-- Begin --

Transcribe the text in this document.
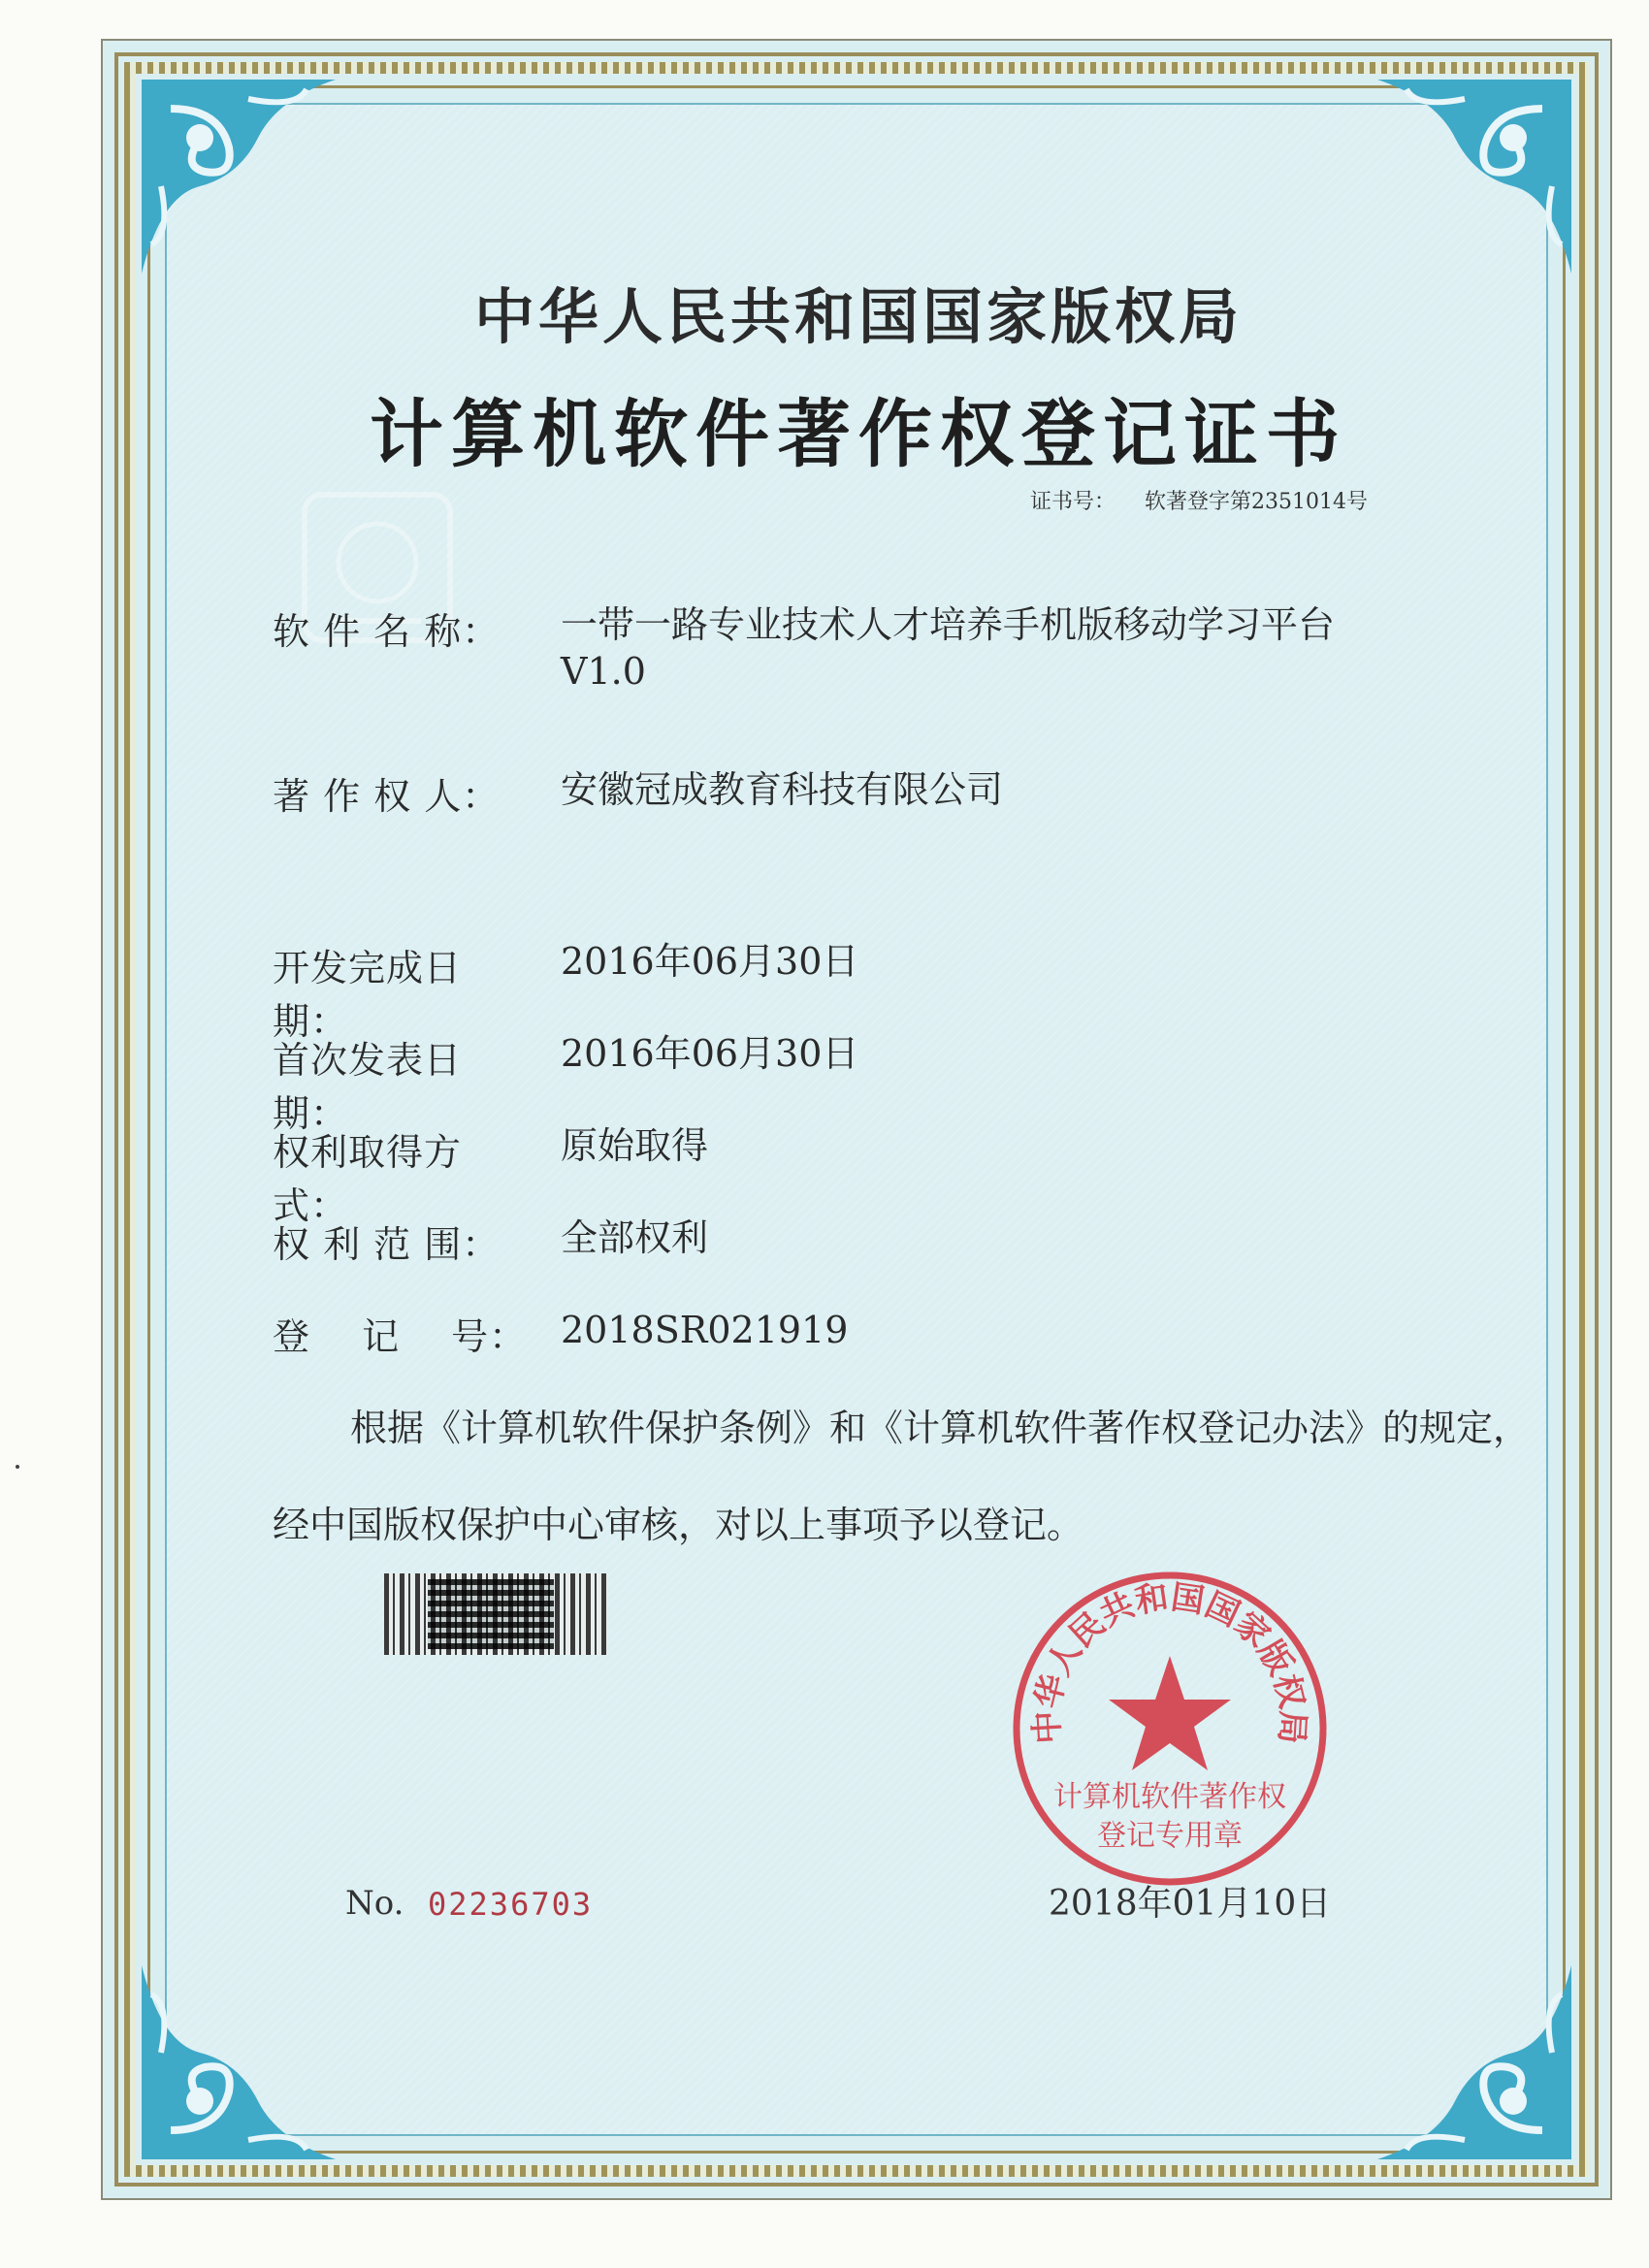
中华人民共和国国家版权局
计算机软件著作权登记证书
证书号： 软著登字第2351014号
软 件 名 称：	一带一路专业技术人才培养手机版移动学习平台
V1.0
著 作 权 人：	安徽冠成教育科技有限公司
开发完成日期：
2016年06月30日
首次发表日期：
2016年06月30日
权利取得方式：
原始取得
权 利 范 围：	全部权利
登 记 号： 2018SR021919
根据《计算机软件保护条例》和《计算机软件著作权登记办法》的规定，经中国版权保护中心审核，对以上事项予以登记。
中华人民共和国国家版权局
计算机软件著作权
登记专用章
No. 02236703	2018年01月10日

-- End --
-- Begin --

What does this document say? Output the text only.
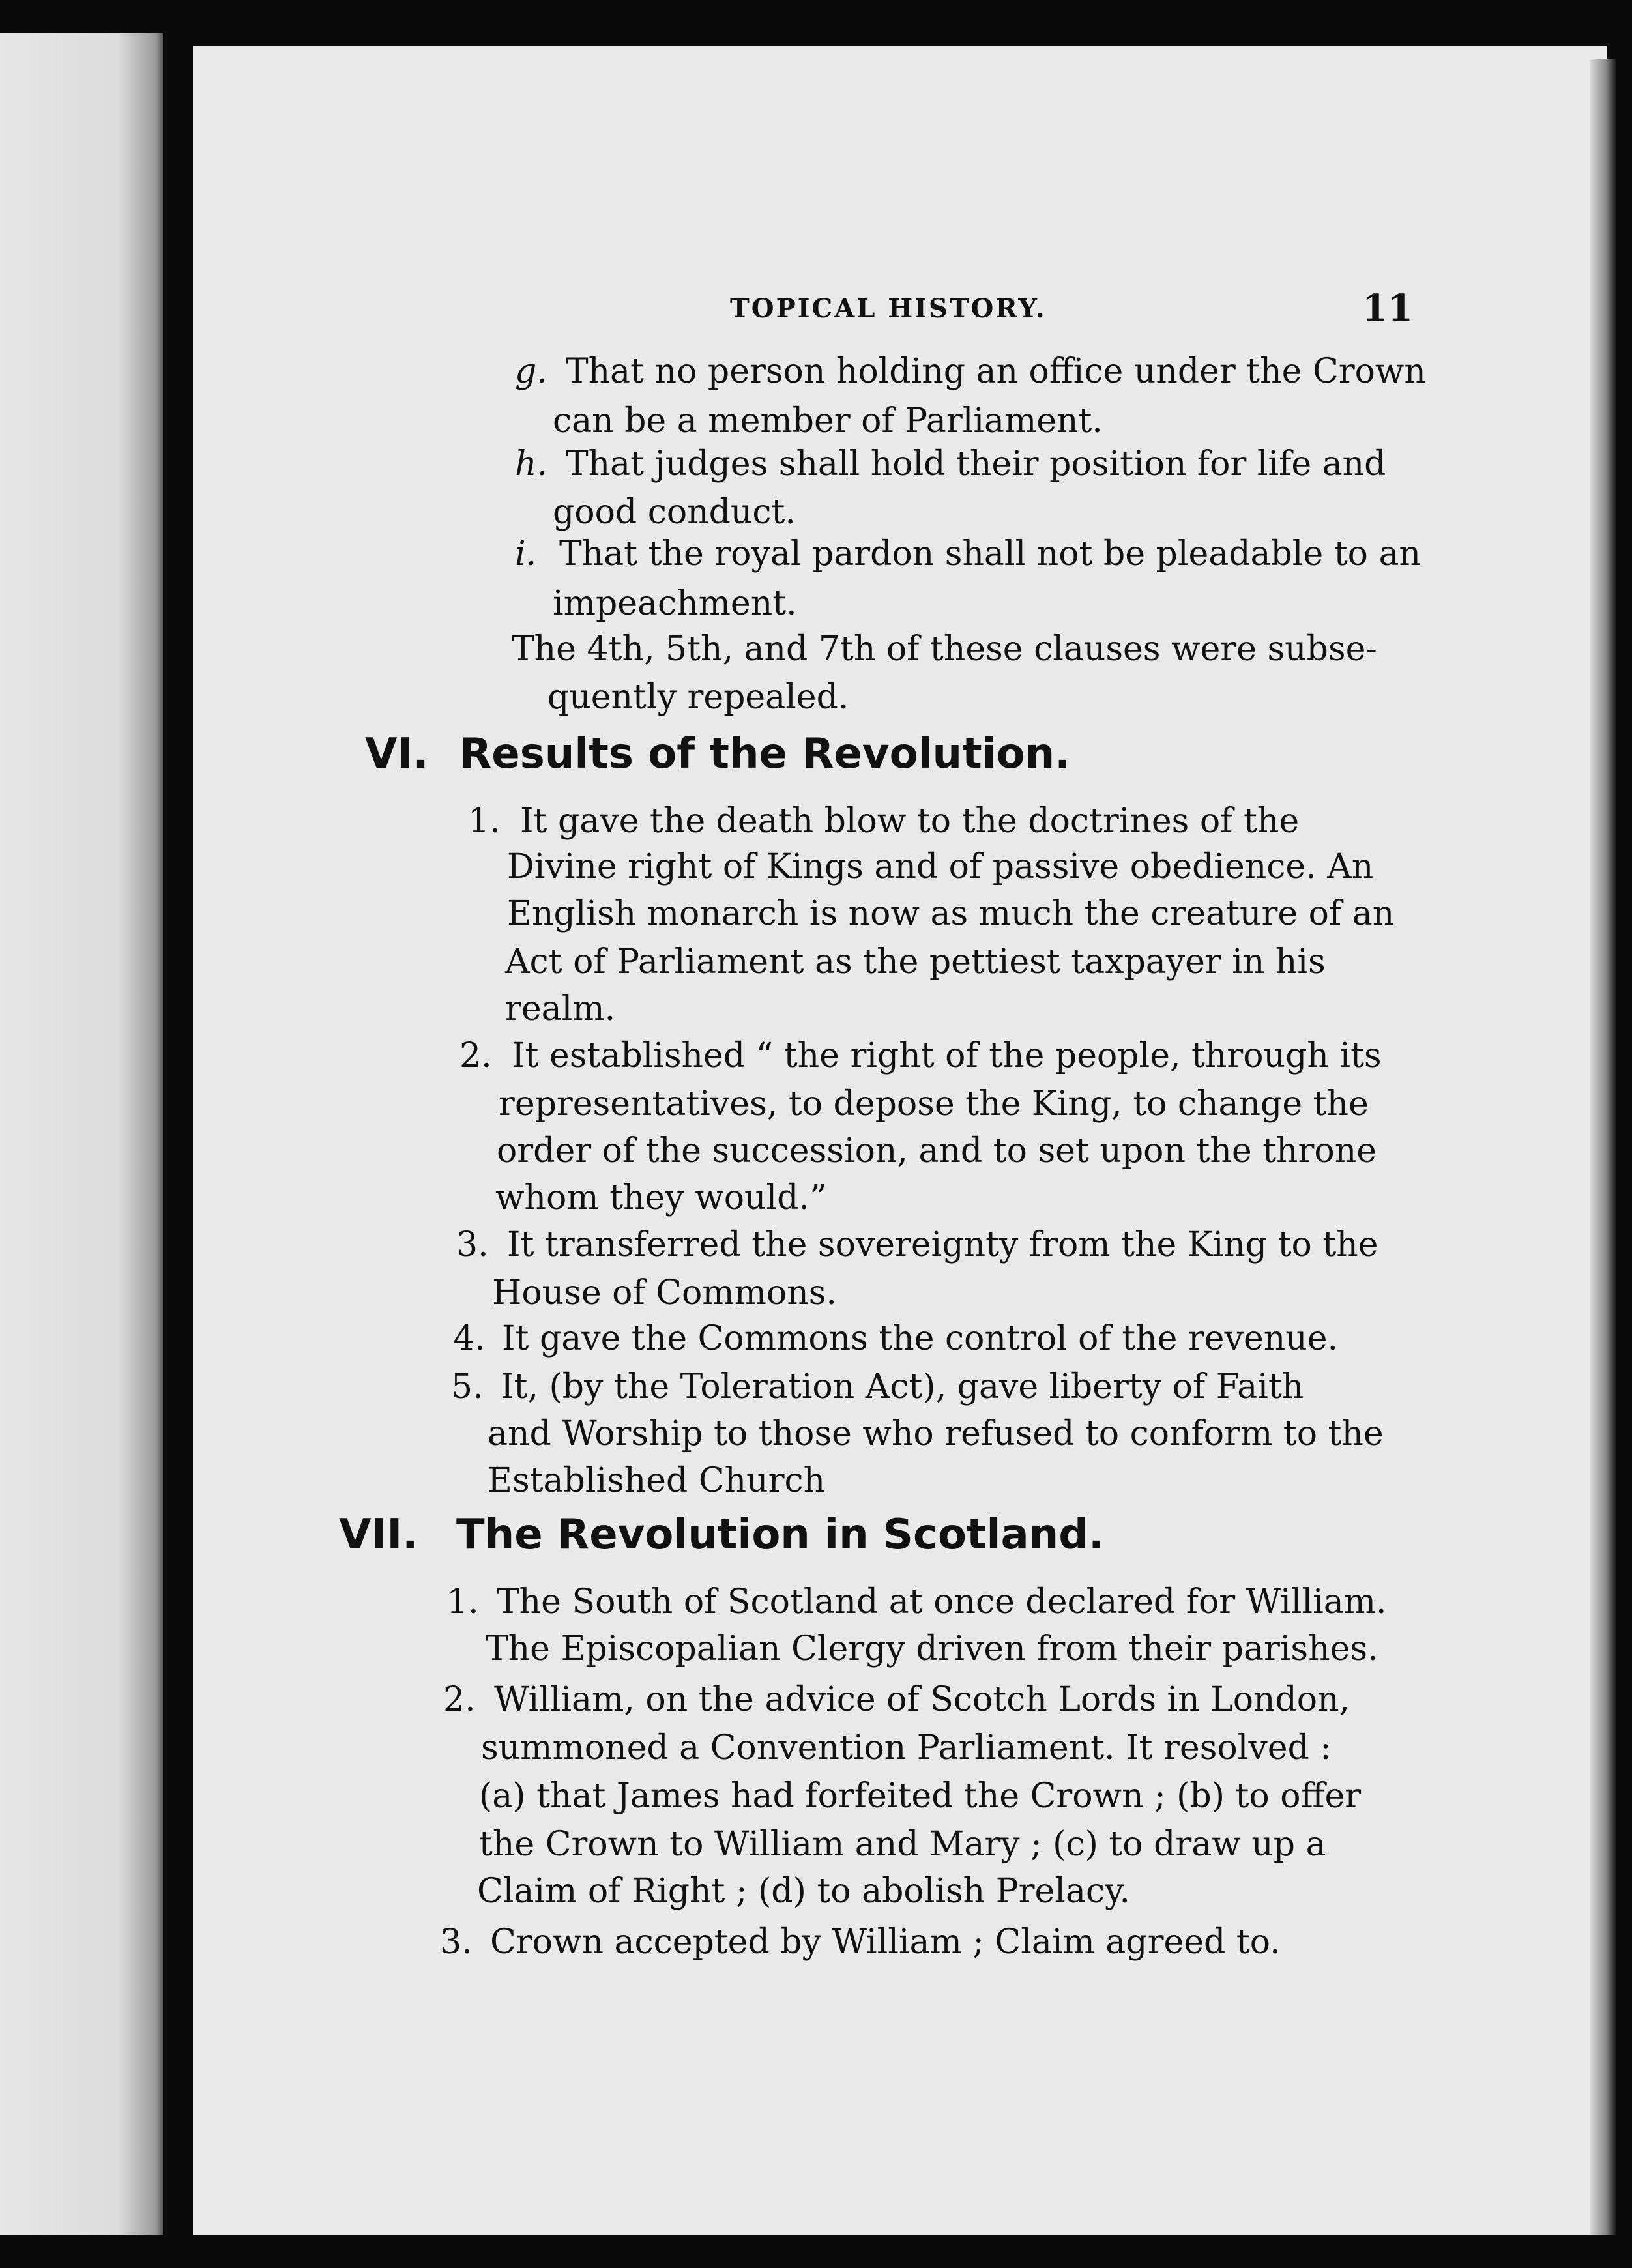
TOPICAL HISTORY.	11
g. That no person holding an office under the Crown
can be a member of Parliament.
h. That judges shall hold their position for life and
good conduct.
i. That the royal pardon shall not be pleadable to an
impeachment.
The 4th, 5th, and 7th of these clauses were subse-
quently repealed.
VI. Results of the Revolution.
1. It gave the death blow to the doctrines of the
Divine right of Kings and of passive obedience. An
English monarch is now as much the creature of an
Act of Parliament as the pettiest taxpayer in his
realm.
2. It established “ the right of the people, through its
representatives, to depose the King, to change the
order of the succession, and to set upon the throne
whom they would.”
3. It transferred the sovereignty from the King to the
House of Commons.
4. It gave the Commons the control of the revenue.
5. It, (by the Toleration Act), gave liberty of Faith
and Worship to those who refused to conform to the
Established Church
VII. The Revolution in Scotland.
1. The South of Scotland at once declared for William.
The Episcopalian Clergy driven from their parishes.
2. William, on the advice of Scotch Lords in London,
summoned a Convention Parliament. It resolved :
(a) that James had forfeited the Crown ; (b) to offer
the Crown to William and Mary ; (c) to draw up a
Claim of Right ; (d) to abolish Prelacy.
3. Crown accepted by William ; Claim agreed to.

-- End --

◆ Given exercise ◆
In the records above, collect each line with "shall".

◆ Answer in full ◆
h. That judges shall hold their position for life and
i. That the royal pardon shall not be pleadable to an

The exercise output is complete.